Problem requirements: Send each entry back exactly as given, pictures excluded.

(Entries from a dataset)
..............................
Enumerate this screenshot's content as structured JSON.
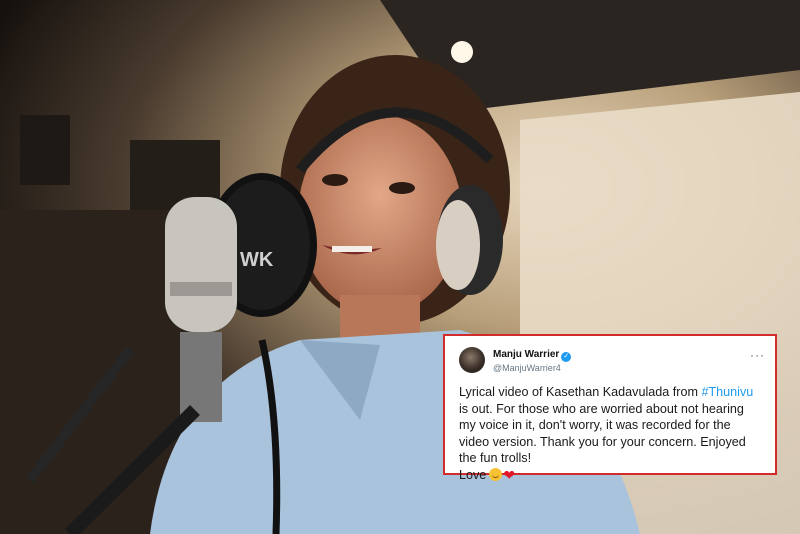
{
  "tweet": {
    "display_name": "Manju Warrier",
    "handle": "@ManjuWarrier4",
    "more_label": "···",
    "text_before_hashtag": "Lyrical video of Kasethan Kadavulada from ",
    "hashtag": "#Thunivu",
    "text_after_hashtag": " is out. For those who are worried about not hearing my voice in it, don't worry, it was recorded for the video version. Thank you for your concern. Enjoyed the fun trolls!",
    "sign_off": "Love",
    "emojis": [
      "smiling-face-icon",
      "red-heart-icon"
    ]
  },
  "scene": {
    "mic_shield_text": "WK"
  },
  "colors": {
    "card_border": "#d22b2b",
    "hashtag": "#1d9bf0",
    "verified": "#1d9bf0"
  }
}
..............................
Exercise solution:
Enumerate this screenshot's content as structured JSON.
{
  "tweet": {
    "display_name": "Manju Warrier",
    "handle": "@ManjuWarrier4",
    "more_label": "···",
    "text_before_hashtag": "Lyrical video of Kasethan Kadavulada from ",
    "hashtag": "#Thunivu",
    "text_after_hashtag": " is out. For those who are worried about not hearing my voice in it, don't worry, it was recorded for the video version. Thank you for your concern. Enjoyed the fun trolls!",
    "sign_off": "Love",
    "emojis": [
      "smiling-face-icon",
      "red-heart-icon"
    ]
  },
  "scene": {
    "mic_shield_text": "WK"
  },
  "colors": {
    "card_border": "#d22b2b",
    "hashtag": "#1d9bf0",
    "verified": "#1d9bf0"
  }
}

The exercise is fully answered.